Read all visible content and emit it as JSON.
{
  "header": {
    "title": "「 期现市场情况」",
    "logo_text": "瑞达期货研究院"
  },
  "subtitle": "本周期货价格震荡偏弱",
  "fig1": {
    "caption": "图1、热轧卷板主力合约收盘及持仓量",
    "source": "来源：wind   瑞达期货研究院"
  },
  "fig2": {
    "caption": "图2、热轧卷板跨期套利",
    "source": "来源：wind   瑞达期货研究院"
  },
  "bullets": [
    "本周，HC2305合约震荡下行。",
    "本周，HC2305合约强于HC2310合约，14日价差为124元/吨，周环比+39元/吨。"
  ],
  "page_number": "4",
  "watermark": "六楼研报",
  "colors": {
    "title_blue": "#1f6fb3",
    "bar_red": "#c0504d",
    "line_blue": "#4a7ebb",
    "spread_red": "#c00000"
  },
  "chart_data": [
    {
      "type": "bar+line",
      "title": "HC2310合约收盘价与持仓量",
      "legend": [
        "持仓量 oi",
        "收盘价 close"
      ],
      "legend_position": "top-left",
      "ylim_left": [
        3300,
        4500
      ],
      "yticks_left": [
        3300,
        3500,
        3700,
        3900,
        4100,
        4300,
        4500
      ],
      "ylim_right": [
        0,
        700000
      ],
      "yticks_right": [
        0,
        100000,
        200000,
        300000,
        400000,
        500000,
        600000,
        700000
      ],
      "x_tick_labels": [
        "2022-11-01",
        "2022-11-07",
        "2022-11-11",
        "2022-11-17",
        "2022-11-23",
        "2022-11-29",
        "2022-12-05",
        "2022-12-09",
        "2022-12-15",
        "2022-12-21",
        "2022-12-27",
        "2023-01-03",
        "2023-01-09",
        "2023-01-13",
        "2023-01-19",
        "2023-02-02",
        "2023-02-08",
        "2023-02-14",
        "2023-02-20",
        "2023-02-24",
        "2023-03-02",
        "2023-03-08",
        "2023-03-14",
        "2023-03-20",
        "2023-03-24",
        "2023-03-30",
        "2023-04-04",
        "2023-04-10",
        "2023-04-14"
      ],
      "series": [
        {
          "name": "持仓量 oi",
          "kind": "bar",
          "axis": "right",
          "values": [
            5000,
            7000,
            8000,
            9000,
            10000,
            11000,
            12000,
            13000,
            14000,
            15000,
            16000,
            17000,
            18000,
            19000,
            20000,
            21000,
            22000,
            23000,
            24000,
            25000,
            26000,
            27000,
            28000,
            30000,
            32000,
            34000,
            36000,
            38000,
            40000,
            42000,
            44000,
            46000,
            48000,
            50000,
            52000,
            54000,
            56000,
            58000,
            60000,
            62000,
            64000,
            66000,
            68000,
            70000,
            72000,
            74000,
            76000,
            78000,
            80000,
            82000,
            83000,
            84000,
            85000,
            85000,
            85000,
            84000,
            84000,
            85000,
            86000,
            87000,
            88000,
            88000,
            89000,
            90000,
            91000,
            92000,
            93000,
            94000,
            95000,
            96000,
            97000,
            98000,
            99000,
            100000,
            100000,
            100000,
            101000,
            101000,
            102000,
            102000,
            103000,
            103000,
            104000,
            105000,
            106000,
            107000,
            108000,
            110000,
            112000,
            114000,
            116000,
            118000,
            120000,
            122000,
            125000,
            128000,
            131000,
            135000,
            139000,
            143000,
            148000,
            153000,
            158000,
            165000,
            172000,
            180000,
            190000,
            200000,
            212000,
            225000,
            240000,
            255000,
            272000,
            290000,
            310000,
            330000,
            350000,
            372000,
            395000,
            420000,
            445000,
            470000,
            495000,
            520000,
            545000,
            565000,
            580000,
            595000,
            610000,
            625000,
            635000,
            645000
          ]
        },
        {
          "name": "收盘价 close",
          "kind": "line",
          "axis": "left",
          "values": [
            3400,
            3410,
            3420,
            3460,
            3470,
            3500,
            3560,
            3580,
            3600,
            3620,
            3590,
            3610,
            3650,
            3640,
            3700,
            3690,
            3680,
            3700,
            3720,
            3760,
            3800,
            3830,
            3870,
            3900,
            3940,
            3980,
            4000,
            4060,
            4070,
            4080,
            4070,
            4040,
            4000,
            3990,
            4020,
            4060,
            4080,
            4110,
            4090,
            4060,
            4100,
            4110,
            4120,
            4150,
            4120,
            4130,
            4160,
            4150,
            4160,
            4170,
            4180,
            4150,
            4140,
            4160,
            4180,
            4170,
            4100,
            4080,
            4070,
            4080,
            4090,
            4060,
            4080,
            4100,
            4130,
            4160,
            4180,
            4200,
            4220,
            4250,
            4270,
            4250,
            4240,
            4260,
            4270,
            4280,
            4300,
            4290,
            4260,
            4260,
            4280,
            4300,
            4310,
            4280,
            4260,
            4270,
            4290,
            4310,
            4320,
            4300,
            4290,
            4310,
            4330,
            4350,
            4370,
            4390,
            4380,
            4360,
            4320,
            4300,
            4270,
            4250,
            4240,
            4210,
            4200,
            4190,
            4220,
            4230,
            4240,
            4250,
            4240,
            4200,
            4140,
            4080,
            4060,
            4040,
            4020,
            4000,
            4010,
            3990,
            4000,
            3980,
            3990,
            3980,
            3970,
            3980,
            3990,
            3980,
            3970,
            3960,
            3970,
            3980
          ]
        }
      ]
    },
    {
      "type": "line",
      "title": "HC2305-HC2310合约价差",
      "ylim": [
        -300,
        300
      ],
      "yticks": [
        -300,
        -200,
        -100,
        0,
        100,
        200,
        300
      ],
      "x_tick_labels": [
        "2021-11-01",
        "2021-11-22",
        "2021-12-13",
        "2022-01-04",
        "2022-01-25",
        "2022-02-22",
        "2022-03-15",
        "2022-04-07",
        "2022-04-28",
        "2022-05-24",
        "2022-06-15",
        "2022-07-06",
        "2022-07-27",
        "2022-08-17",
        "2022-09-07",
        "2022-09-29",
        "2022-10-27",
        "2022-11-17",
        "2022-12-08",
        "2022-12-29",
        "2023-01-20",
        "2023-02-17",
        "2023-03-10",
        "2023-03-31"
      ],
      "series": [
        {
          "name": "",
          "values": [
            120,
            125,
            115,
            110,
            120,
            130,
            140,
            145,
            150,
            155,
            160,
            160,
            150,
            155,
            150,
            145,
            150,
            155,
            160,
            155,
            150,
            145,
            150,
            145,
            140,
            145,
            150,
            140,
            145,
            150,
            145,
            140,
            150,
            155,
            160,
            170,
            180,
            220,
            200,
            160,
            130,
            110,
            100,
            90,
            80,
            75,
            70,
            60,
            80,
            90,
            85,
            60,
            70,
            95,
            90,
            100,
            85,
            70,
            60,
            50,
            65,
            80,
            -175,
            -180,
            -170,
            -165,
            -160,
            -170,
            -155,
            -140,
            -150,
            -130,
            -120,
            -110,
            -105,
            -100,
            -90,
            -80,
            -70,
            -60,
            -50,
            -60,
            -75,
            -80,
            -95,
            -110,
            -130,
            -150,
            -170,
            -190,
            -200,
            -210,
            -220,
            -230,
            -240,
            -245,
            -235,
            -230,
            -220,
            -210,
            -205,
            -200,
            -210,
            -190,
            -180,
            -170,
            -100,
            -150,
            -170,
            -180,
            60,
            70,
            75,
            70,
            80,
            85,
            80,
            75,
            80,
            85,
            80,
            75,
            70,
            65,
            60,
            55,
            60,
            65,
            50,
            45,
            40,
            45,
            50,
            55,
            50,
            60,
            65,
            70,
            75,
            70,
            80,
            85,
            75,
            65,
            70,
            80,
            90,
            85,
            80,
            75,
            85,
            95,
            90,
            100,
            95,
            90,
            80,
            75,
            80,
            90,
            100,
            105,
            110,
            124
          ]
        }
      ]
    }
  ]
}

> [WORK TO COMPLETE]: Your task is to gather all lines from the entries above that hold the word "caption".

> [RESULT BELOW]:
    "caption": "图1、热轧卷板主力合约收盘及持仓量",
    "caption": "图2、热轧卷板跨期套利",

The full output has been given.